TASK DESCRIPTION: With the pictures left out, copy the listing below exactly.

RECORDS SUPPLIED:
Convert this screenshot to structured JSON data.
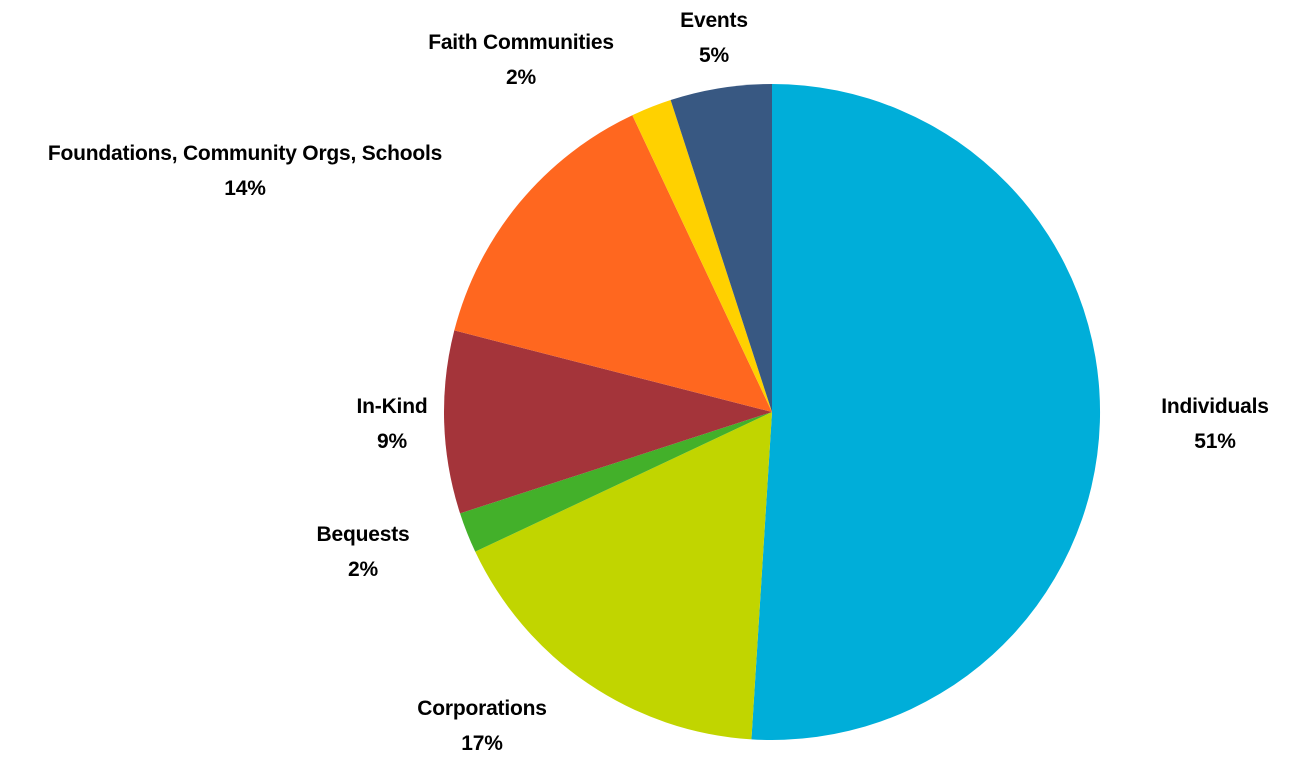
{
  "chart_data": {
    "type": "pie",
    "start_angle_deg": 0,
    "direction": "clockwise",
    "slices": [
      {
        "label": "Individuals",
        "value": 51,
        "value_label": "51%",
        "color": "#00AED9"
      },
      {
        "label": "Corporations",
        "value": 17,
        "value_label": "17%",
        "color": "#C1D500"
      },
      {
        "label": "Bequests",
        "value": 2,
        "value_label": "2%",
        "color": "#43B02A"
      },
      {
        "label": "In-Kind",
        "value": 9,
        "value_label": "9%",
        "color": "#A4343A"
      },
      {
        "label": "Foundations, Community Orgs, Schools",
        "value": 14,
        "value_label": "14%",
        "color": "#FF671F"
      },
      {
        "label": "Faith Communities",
        "value": 2,
        "value_label": "2%",
        "color": "#FFD100"
      },
      {
        "label": "Events",
        "value": 5,
        "value_label": "5%",
        "color": "#385882"
      }
    ]
  }
}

REPLY TO THE TASK:
Convert this screenshot to structured JSON data.
{
  "chart_data": {
    "type": "pie",
    "start_angle_deg": 0,
    "direction": "clockwise",
    "slices": [
      {
        "label": "Individuals",
        "value": 51,
        "value_label": "51%",
        "color": "#00AED9"
      },
      {
        "label": "Corporations",
        "value": 17,
        "value_label": "17%",
        "color": "#C1D500"
      },
      {
        "label": "Bequests",
        "value": 2,
        "value_label": "2%",
        "color": "#43B02A"
      },
      {
        "label": "In-Kind",
        "value": 9,
        "value_label": "9%",
        "color": "#A4343A"
      },
      {
        "label": "Foundations, Community Orgs, Schools",
        "value": 14,
        "value_label": "14%",
        "color": "#FF671F"
      },
      {
        "label": "Faith Communities",
        "value": 2,
        "value_label": "2%",
        "color": "#FFD100"
      },
      {
        "label": "Events",
        "value": 5,
        "value_label": "5%",
        "color": "#385882"
      }
    ]
  }
}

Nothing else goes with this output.